(Stored data entries)
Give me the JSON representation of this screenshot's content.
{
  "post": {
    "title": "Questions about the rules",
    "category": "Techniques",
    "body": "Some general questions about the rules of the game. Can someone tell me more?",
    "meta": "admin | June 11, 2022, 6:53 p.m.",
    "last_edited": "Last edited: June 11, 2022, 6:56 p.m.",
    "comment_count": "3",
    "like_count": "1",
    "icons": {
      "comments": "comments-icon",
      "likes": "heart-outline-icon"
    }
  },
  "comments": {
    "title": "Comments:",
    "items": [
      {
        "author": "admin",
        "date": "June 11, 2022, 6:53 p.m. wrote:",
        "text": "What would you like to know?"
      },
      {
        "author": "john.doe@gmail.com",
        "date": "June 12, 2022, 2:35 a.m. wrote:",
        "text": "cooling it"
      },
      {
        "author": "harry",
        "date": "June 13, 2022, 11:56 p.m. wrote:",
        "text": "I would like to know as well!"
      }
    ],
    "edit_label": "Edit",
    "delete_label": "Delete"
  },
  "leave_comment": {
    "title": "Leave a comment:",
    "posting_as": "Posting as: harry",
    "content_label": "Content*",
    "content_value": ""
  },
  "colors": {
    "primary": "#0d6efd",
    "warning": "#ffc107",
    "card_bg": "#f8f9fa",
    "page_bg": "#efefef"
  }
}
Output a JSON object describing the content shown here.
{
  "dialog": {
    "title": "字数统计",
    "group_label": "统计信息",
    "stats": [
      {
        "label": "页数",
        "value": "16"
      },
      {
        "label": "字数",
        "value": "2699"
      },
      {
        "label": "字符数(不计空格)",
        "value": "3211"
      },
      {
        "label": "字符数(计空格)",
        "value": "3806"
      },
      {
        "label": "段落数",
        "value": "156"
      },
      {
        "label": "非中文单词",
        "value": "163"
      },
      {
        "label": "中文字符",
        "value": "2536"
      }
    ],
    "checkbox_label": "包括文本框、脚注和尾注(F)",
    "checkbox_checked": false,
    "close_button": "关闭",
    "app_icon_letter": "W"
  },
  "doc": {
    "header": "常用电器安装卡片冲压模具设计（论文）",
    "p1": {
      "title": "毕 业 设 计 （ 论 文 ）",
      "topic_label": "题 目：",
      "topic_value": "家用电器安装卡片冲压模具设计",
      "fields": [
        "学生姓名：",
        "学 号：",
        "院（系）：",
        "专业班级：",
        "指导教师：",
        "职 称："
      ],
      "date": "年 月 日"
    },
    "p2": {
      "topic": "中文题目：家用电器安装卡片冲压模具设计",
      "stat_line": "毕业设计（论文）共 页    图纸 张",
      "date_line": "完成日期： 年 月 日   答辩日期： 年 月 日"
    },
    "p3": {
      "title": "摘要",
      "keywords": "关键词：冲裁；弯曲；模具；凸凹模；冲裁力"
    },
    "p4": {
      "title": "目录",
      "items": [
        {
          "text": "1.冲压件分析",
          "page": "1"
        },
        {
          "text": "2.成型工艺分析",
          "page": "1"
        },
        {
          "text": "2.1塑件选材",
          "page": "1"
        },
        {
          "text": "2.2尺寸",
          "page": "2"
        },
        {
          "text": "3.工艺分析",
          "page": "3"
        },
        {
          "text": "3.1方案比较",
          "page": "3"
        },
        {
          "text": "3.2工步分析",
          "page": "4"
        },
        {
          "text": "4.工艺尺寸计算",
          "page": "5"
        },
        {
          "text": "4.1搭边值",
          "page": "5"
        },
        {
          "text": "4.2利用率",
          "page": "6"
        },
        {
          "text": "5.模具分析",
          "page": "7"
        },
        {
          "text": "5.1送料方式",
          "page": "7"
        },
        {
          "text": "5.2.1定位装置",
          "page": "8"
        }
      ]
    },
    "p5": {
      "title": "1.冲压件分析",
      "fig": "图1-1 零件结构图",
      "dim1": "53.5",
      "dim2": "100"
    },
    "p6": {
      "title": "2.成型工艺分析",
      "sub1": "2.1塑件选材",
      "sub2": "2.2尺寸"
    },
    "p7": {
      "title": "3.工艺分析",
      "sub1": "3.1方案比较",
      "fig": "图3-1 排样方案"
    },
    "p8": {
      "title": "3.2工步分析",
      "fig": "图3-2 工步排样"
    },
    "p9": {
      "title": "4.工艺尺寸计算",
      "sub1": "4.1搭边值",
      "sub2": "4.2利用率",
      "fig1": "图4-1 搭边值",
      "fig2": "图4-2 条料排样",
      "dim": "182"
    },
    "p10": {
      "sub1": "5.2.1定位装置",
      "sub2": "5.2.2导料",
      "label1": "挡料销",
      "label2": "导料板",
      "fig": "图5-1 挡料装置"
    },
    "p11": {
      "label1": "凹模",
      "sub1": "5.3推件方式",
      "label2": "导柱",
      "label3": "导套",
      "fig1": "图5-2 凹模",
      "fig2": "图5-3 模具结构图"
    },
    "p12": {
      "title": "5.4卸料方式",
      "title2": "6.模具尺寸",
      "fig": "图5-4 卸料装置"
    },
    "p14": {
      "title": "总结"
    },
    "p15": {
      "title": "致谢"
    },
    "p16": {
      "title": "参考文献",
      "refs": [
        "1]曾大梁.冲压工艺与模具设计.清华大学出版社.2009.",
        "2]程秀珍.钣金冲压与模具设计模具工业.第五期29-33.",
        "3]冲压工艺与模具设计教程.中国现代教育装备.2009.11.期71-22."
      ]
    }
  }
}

__WHAT YOU WILL DO__: Write out every line from the records above, word for word.

__EXPECTED ANSWER__:
Give me the JSON representation of this screenshot's content.
{
  "post": {
    "title": "Questions about the rules",
    "category": "Techniques",
    "body": "Some general questions about the rules of the game. Can someone tell me more?",
    "meta": "admin | June 11, 2022, 6:53 p.m.",
    "last_edited": "Last edited: June 11, 2022, 6:56 p.m.",
    "comment_count": "3",
    "like_count": "1",
    "icons": {
      "comments": "comments-icon",
      "likes": "heart-outline-icon"
    }
  },
  "comments": {
    "title": "Comments:",
    "items": [
      {
        "author": "admin",
        "date": "June 11, 2022, 6:53 p.m. wrote:",
        "text": "What would you like to know?"
      },
      {
        "author": "john.doe@gmail.com",
        "date": "June 12, 2022, 2:35 a.m. wrote:",
        "text": "cooling it"
      },
      {
        "author": "harry",
        "date": "June 13, 2022, 11:56 p.m. wrote:",
        "text": "I would like to know as well!"
      }
    ],
    "edit_label": "Edit",
    "delete_label": "Delete"
  },
  "leave_comment": {
    "title": "Leave a comment:",
    "posting_as": "Posting as: harry",
    "content_label": "Content*",
    "content_value": ""
  },
  "colors": {
    "primary": "#0d6efd",
    "warning": "#ffc107",
    "card_bg": "#f8f9fa",
    "page_bg": "#efefef"
  }
}
Output a JSON object describing the content shown here.
{
  "dialog": {
    "title": "字数统计",
    "group_label": "统计信息",
    "stats": [
      {
        "label": "页数",
        "value": "16"
      },
      {
        "label": "字数",
        "value": "2699"
      },
      {
        "label": "字符数(不计空格)",
        "value": "3211"
      },
      {
        "label": "字符数(计空格)",
        "value": "3806"
      },
      {
        "label": "段落数",
        "value": "156"
      },
      {
        "label": "非中文单词",
        "value": "163"
      },
      {
        "label": "中文字符",
        "value": "2536"
      }
    ],
    "checkbox_label": "包括文本框、脚注和尾注(F)",
    "checkbox_checked": false,
    "close_button": "关闭",
    "app_icon_letter": "W"
  },
  "doc": {
    "header": "常用电器安装卡片冲压模具设计（论文）",
    "p1": {
      "title": "毕 业 设 计 （ 论 文 ）",
      "topic_label": "题 目：",
      "topic_value": "家用电器安装卡片冲压模具设计",
      "fields": [
        "学生姓名：",
        "学 号：",
        "院（系）：",
        "专业班级：",
        "指导教师：",
        "职 称："
      ],
      "date": "年 月 日"
    },
    "p2": {
      "topic": "中文题目：家用电器安装卡片冲压模具设计",
      "stat_line": "毕业设计（论文）共 页    图纸 张",
      "date_line": "完成日期： 年 月 日   答辩日期： 年 月 日"
    },
    "p3": {
      "title": "摘要",
      "keywords": "关键词：冲裁；弯曲；模具；凸凹模；冲裁力"
    },
    "p4": {
      "title": "目录",
      "items": [
        {
          "text": "1.冲压件分析",
          "page": "1"
        },
        {
          "text": "2.成型工艺分析",
          "page": "1"
        },
        {
          "text": "2.1塑件选材",
          "page": "1"
        },
        {
          "text": "2.2尺寸",
          "page": "2"
        },
        {
          "text": "3.工艺分析",
          "page": "3"
        },
        {
          "text": "3.1方案比较",
          "page": "3"
        },
        {
          "text": "3.2工步分析",
          "page": "4"
        },
        {
          "text": "4.工艺尺寸计算",
          "page": "5"
        },
        {
          "text": "4.1搭边值",
          "page": "5"
        },
        {
          "text": "4.2利用率",
          "page": "6"
        },
        {
          "text": "5.模具分析",
          "page": "7"
        },
        {
          "text": "5.1送料方式",
          "page": "7"
        },
        {
          "text": "5.2.1定位装置",
          "page": "8"
        }
      ]
    },
    "p5": {
      "title": "1.冲压件分析",
      "fig": "图1-1 零件结构图",
      "dim1": "53.5",
      "dim2": "100"
    },
    "p6": {
      "title": "2.成型工艺分析",
      "sub1": "2.1塑件选材",
      "sub2": "2.2尺寸"
    },
    "p7": {
      "title": "3.工艺分析",
      "sub1": "3.1方案比较",
      "fig": "图3-1 排样方案"
    },
    "p8": {
      "title": "3.2工步分析",
      "fig": "图3-2 工步排样"
    },
    "p9": {
      "title": "4.工艺尺寸计算",
      "sub1": "4.1搭边值",
      "sub2": "4.2利用率",
      "fig1": "图4-1 搭边值",
      "fig2": "图4-2 条料排样",
      "dim": "182"
    },
    "p10": {
      "sub1": "5.2.1定位装置",
      "sub2": "5.2.2导料",
      "label1": "挡料销",
      "label2": "导料板",
      "fig": "图5-1 挡料装置"
    },
    "p11": {
      "label1": "凹模",
      "sub1": "5.3推件方式",
      "label2": "导柱",
      "label3": "导套",
      "fig1": "图5-2 凹模",
      "fig2": "图5-3 模具结构图"
    },
    "p12": {
      "title": "5.4卸料方式",
      "title2": "6.模具尺寸",
      "fig": "图5-4 卸料装置"
    },
    "p14": {
      "title": "总结"
    },
    "p15": {
      "title": "致谢"
    },
    "p16": {
      "title": "参考文献",
      "refs": [
        "1]曾大梁.冲压工艺与模具设计.清华大学出版社.2009.",
        "2]程秀珍.钣金冲压与模具设计模具工业.第五期29-33.",
        "3]冲压工艺与模具设计教程.中国现代教育装备.2009.11.期71-22."
      ]
    }
  }
}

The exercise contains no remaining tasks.